*Stated problem 1*:
Write out the collection entries from their first line through the line containing "x-tick-label: 2019 bbox=[628, 443, 664, 458]", switching every "value-label" to "data-label" and leaving everything else unchanged.

+++ Document

# John Wood oil fired water heater problems??



## scottyk52

I'm having trouble with water temperature settings on a John Wood oil-fired water heater. The original problem was 150 degree water even with the aquastat turned all the way down. So i installed a new aquastat and set the water temperature to 125. Now the problem is, if the tank sits unused all day it maintains the 125 degree water but when its being used and the water heater fires it doesn't satisfy until the water is in the 150 degree range again. This happens whether i have the dial set to the 125 range or to the lowest setting. It is noticed most when someone is showering and the heater fires and produces extreme temperatures. I don't have much experience with oil-fired water heaters as most home around here have gas. Does anyone have any ideas what could be causing this??


----------



## SlickRick

scottyk52 said:


> I'm having trouble with water temperature settings on a John Wood oil-fired water heater. The original problem was 150 degree water even with the aquastat turned all the way down. So i installed a new aquastat and set the water temperature to 125. Now the problem is, if the tank sits unused all day it maintains the 125 degree water but when its being used and the water heater fires it doesn't satisfy until the water is in the 150 degree range again. This happens whether i have the dial set to the 125 range or to the lowest setting. It is noticed most when someone is showering and the heater fires and produces extreme temperatures. I don't have much experience with oil-fired water heaters as most home around here have gas. Does anyone have any ideas what could be causing this??

++++++
+++ Material for this task

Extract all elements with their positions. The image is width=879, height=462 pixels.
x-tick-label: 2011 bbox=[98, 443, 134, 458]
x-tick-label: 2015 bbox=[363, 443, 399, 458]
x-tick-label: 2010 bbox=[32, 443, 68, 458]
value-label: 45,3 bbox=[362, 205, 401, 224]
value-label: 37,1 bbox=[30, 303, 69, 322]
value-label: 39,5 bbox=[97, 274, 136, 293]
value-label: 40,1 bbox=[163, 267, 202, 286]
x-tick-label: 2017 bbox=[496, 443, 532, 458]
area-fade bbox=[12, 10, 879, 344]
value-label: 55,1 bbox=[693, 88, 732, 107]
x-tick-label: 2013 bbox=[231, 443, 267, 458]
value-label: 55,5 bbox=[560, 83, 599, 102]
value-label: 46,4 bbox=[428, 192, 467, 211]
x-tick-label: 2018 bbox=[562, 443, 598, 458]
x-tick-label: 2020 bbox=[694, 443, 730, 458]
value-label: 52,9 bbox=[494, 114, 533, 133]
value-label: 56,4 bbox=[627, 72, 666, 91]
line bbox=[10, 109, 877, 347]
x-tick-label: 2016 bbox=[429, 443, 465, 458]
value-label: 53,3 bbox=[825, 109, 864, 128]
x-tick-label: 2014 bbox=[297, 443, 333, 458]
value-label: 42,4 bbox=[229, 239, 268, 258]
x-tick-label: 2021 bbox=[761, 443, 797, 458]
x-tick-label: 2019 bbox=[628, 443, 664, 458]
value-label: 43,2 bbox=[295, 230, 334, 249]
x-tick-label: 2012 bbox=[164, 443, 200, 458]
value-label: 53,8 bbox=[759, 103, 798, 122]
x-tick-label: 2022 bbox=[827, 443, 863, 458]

++++++

*Stated problem 2*:
Reproduce the entire forum thread about the John Wood oil-fired water heater word for word.

*Written solution 1*:
Extract all elements with their positions. The image is width=879, height=462 pixels.
x-tick-label: 2011 bbox=[98, 443, 134, 458]
x-tick-label: 2015 bbox=[363, 443, 399, 458]
x-tick-label: 2010 bbox=[32, 443, 68, 458]
data-label: 45,3 bbox=[362, 205, 401, 224]
data-label: 37,1 bbox=[30, 303, 69, 322]
data-label: 39,5 bbox=[97, 274, 136, 293]
data-label: 40,1 bbox=[163, 267, 202, 286]
x-tick-label: 2017 bbox=[496, 443, 532, 458]
area-fade bbox=[12, 10, 879, 344]
data-label: 55,1 bbox=[693, 88, 732, 107]
x-tick-label: 2013 bbox=[231, 443, 267, 458]
data-label: 55,5 bbox=[560, 83, 599, 102]
data-label: 46,4 bbox=[428, 192, 467, 211]
x-tick-label: 2018 bbox=[562, 443, 598, 458]
x-tick-label: 2020 bbox=[694, 443, 730, 458]
data-label: 52,9 bbox=[494, 114, 533, 133]
data-label: 56,4 bbox=[627, 72, 666, 91]
line bbox=[10, 109, 877, 347]
x-tick-label: 2016 bbox=[429, 443, 465, 458]
data-label: 53,3 bbox=[825, 109, 864, 128]
x-tick-label: 2014 bbox=[297, 443, 333, 458]
data-label: 42,4 bbox=[229, 239, 268, 258]
x-tick-label: 2021 bbox=[761, 443, 797, 458]
x-tick-label: 2019 bbox=[628, 443, 664, 458]

*Written solution 2*:
# John Wood oil fired water heater problems??



## scottyk52

I'm having trouble with water temperature settings on a John Wood oil-fired water heater. The original problem was 150 degree water even with the aquastat turned all the way down. So i installed a new aquastat and set the water temperature to 125. Now the problem is, if the tank sits unused all day it maintains the 125 degree water but when its being used and the water heater fires it doesn't satisfy until the water is in the 150 degree range again. This happens whether i have the dial set to the 125 range or to the lowest setting. It is noticed most when someone is showering and the heater fires and produces extreme temperatures. I don't have much experience with oil-fired water heaters as most home around here have gas. Does anyone have any ideas what could be causing this??


----------



## SlickRick

scottyk52 said:


> I'm having trouble with water temperature settings on a John Wood oil-fired water heater. The original problem was 150 degree water even with the aquastat turned all the way down. So i installed a new aquastat and set the water temperature to 125. Now the problem is, if the tank sits unused all day it maintains the 125 degree water but when its being used and the water heater fires it doesn't satisfy until the water is in the 150 degree range again. This happens whether i have the dial set to the 125 range or to the lowest setting. It is noticed most when someone is showering and the heater fires and produces extreme temperatures. I don't have much experience with oil-fired water heaters as most home around here have gas. Does anyone have any ideas what could be causing this??